To be done
In the listing that follows, how many lines contain the string "Building"? Provide only the number.

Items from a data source
** Start **
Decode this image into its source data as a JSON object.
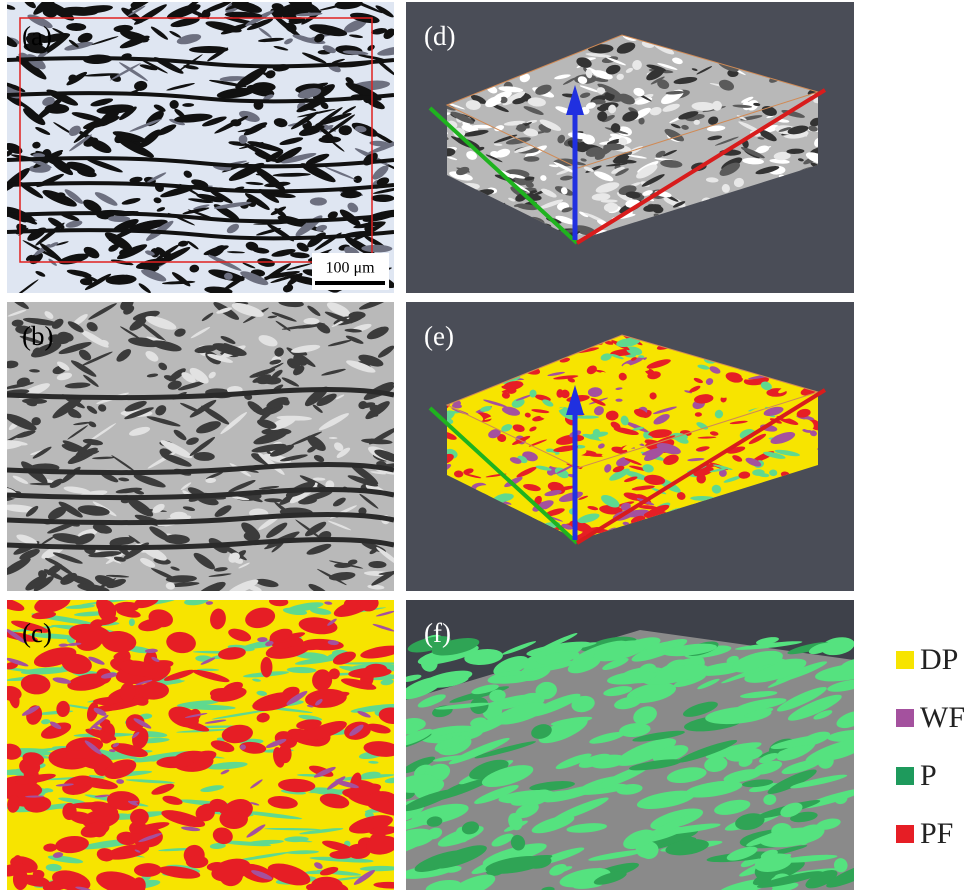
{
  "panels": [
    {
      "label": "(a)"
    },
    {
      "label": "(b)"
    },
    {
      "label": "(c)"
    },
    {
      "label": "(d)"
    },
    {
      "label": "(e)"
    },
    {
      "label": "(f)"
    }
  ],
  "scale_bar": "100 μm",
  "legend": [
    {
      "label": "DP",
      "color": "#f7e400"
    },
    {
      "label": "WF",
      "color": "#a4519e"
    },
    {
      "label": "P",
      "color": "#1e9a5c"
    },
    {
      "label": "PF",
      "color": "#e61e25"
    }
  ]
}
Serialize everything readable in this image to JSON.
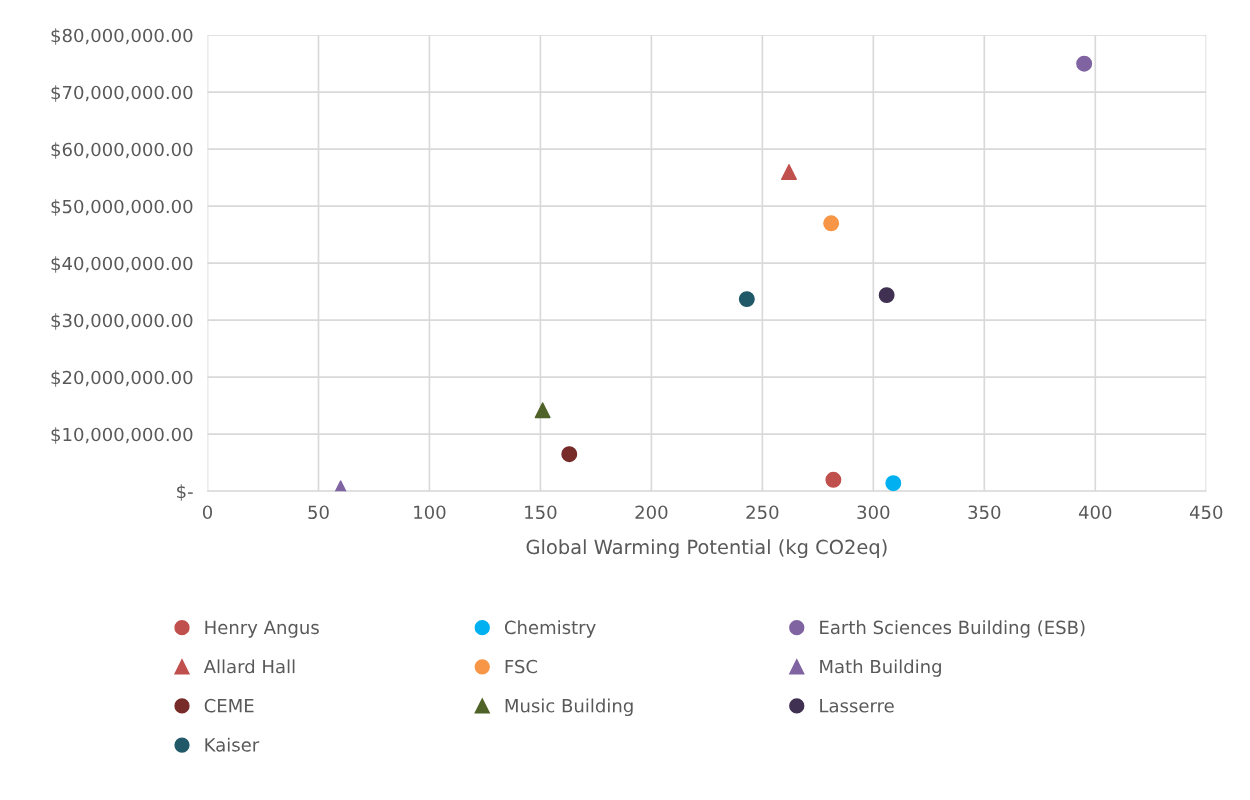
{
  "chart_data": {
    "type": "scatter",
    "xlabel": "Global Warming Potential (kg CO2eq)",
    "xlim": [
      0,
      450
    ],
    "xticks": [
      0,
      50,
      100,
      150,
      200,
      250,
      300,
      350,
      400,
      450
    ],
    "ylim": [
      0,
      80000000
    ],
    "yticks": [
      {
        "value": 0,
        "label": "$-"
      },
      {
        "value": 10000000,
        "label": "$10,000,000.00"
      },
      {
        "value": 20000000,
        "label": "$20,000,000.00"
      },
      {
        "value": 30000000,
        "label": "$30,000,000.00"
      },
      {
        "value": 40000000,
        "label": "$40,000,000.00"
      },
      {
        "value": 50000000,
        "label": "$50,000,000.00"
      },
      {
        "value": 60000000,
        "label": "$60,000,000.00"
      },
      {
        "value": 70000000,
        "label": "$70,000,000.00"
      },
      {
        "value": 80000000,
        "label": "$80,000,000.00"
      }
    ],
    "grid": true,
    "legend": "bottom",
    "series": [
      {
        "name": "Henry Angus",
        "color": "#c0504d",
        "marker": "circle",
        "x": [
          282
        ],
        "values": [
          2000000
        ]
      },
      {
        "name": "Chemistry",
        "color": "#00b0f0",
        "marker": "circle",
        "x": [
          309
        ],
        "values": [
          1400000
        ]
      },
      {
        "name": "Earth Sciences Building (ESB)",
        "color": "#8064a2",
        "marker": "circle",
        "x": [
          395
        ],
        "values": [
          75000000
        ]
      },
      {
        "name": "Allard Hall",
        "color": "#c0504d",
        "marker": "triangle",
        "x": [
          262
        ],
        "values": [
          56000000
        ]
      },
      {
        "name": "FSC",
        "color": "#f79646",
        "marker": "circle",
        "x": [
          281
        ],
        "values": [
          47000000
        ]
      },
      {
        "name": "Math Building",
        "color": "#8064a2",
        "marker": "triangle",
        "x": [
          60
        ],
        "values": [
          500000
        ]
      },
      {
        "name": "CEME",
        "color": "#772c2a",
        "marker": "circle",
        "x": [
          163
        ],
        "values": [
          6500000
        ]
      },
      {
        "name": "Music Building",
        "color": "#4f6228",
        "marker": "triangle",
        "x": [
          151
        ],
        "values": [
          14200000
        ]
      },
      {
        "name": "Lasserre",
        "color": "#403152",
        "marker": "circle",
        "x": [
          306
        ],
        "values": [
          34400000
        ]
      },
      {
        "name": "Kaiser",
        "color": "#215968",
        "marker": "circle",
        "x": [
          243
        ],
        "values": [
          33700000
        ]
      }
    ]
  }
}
** End **
Exercise solution
3